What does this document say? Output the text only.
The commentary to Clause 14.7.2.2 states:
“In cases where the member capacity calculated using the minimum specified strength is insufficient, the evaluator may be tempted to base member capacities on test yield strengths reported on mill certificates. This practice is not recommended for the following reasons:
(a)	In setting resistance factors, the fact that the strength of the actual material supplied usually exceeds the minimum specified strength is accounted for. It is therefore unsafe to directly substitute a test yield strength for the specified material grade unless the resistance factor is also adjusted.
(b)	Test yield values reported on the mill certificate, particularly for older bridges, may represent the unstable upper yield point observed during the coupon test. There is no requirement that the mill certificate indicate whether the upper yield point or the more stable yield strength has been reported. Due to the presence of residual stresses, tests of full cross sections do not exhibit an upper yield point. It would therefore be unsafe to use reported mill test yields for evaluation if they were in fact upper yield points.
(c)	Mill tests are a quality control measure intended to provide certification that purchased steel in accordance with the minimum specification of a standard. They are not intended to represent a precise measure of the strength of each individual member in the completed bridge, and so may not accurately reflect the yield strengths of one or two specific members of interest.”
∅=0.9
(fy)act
————
**STATED PROBLEM**
Repeat all the entries word for word.

**FULL SOLUTION**
What does this document say? Output the text only.
The commentary to Clause 14.7.2.2 states:
“In cases where the member capacity calculated using the minimum specified strength is insufficient, the evaluator may be tempted to base member capacities on test yield strengths reported on mill certificates. This practice is not recommended for the following reasons:
(a)	In setting resistance factors, the fact that the strength of the actual material supplied usually exceeds the minimum specified strength is accounted for. It is therefore unsafe to directly substitute a test yield strength for the specified material grade unless the resistance factor is also adjusted.
(b)	Test yield values reported on the mill certificate, particularly for older bridges, may represent the unstable upper yield point observed during the coupon test. There is no requirement that the mill certificate indicate whether the upper yield point or the more stable yield strength has been reported. Due to the presence of residual stresses, tests of full cross sections do not exhibit an upper yield point. It would therefore be unsafe to use reported mill test yields for evaluation if they were in fact upper yield points.
(c)	Mill tests are a quality control measure intended to provide certification that purchased steel in accordance with the minimum specification of a standard. They are not intended to represent a precise measure of the strength of each individual member in the completed bridge, and so may not accurately reflect the yield strengths of one or two specific members of interest.”
∅=0.9
(fy)act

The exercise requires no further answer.